*WHAT YOU HAVE TO DO*
In the listing below, locate the lines that hold "Selepas" and copy them.

*SUPPLIED DATA*
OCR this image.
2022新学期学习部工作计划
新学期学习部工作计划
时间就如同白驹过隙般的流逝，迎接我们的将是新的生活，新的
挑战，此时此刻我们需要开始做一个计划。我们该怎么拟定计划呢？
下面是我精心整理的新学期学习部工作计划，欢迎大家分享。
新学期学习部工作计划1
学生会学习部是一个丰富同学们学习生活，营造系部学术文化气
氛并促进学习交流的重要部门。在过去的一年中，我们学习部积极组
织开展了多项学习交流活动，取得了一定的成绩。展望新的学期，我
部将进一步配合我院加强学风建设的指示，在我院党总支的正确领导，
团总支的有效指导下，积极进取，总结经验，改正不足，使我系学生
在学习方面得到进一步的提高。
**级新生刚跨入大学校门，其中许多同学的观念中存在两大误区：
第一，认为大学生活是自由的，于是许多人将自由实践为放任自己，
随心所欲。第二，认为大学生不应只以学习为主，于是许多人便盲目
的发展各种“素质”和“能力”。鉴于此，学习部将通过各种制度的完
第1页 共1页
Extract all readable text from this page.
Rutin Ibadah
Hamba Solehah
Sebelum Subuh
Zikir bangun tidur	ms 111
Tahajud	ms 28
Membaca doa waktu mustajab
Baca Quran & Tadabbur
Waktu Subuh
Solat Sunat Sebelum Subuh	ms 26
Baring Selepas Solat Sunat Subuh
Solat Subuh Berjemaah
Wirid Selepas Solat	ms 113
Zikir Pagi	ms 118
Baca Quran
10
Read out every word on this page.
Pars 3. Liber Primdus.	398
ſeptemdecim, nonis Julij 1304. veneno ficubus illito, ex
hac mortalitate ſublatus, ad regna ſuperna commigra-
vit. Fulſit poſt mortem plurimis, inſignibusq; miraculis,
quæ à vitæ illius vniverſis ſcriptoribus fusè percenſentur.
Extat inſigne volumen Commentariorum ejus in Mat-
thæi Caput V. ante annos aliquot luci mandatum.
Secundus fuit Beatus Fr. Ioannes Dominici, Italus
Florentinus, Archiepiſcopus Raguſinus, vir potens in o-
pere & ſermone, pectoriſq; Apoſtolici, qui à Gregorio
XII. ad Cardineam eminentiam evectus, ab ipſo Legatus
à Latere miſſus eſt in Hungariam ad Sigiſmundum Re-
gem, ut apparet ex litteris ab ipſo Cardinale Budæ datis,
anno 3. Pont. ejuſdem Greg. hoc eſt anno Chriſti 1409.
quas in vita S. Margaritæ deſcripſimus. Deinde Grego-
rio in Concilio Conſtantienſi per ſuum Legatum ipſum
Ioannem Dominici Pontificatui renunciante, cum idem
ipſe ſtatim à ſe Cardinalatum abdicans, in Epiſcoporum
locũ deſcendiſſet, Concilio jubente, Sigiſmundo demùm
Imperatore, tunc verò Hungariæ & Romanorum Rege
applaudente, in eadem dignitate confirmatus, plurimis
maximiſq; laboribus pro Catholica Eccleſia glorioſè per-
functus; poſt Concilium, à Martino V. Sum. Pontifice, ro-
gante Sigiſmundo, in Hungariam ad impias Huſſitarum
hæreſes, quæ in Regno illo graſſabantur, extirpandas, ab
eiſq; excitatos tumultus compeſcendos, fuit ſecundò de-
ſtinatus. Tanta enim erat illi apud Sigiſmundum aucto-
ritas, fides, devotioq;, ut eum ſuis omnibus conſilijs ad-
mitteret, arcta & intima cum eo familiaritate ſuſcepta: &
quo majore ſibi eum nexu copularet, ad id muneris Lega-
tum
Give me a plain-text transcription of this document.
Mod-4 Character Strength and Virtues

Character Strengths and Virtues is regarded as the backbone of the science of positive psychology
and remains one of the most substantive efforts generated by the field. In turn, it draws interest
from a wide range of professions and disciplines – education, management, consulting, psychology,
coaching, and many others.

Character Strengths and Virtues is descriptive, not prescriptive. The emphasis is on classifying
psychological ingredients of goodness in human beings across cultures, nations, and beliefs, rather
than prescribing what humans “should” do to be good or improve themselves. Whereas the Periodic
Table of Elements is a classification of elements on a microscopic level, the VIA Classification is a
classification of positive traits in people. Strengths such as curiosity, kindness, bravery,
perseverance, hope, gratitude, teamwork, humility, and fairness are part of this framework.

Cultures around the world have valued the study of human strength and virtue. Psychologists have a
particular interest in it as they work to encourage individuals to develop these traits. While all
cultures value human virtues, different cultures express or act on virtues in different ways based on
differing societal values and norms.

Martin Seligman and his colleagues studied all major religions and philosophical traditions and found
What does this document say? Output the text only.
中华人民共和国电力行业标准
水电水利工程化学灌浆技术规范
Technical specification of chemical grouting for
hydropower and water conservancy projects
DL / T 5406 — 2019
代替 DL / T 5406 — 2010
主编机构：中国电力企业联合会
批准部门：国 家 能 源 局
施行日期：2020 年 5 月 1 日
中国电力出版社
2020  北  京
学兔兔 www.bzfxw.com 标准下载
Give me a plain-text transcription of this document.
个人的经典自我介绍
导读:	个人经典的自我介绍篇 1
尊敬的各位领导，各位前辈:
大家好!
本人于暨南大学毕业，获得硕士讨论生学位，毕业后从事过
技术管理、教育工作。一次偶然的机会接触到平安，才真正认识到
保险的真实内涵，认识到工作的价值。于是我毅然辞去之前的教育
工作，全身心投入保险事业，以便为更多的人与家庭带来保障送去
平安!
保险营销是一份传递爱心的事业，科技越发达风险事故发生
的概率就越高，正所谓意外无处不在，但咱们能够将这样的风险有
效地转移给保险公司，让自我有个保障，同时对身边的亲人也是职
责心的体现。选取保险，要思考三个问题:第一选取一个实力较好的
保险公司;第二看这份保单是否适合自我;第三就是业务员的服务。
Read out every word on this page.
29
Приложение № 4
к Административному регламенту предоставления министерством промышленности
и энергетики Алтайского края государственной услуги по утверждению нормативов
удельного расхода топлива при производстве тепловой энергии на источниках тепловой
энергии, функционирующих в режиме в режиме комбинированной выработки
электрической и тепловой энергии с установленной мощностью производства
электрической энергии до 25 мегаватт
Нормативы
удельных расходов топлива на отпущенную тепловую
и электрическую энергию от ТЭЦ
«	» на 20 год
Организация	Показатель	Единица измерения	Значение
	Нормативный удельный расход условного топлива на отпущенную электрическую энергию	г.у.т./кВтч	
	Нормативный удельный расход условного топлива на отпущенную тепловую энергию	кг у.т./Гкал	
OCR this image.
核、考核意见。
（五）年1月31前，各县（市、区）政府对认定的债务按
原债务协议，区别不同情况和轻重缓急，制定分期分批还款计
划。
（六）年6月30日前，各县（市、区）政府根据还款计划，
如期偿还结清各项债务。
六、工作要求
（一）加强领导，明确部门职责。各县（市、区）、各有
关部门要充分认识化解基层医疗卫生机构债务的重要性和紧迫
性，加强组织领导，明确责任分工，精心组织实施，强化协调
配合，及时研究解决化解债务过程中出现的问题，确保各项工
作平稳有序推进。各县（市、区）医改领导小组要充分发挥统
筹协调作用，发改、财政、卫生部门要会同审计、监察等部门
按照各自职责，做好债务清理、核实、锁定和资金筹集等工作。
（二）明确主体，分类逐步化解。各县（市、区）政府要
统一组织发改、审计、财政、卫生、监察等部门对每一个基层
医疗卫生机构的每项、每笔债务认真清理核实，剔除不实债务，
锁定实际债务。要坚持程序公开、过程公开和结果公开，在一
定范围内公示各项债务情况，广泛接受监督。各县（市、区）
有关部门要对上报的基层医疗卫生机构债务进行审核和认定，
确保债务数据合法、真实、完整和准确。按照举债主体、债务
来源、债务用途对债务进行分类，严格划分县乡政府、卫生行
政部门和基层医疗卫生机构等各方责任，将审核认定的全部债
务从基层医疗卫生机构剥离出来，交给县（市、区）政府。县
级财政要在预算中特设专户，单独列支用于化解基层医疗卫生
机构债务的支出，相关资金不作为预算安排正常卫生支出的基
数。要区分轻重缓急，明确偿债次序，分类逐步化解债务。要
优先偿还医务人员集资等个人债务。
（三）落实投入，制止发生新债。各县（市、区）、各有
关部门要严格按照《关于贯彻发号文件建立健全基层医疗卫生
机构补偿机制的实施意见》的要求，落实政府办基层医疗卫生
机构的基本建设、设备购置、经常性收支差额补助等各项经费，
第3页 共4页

*FINAL ANSWER*
Baring Selepas Solat Sunat Subuh
Wirid Selepas Solat	ms 113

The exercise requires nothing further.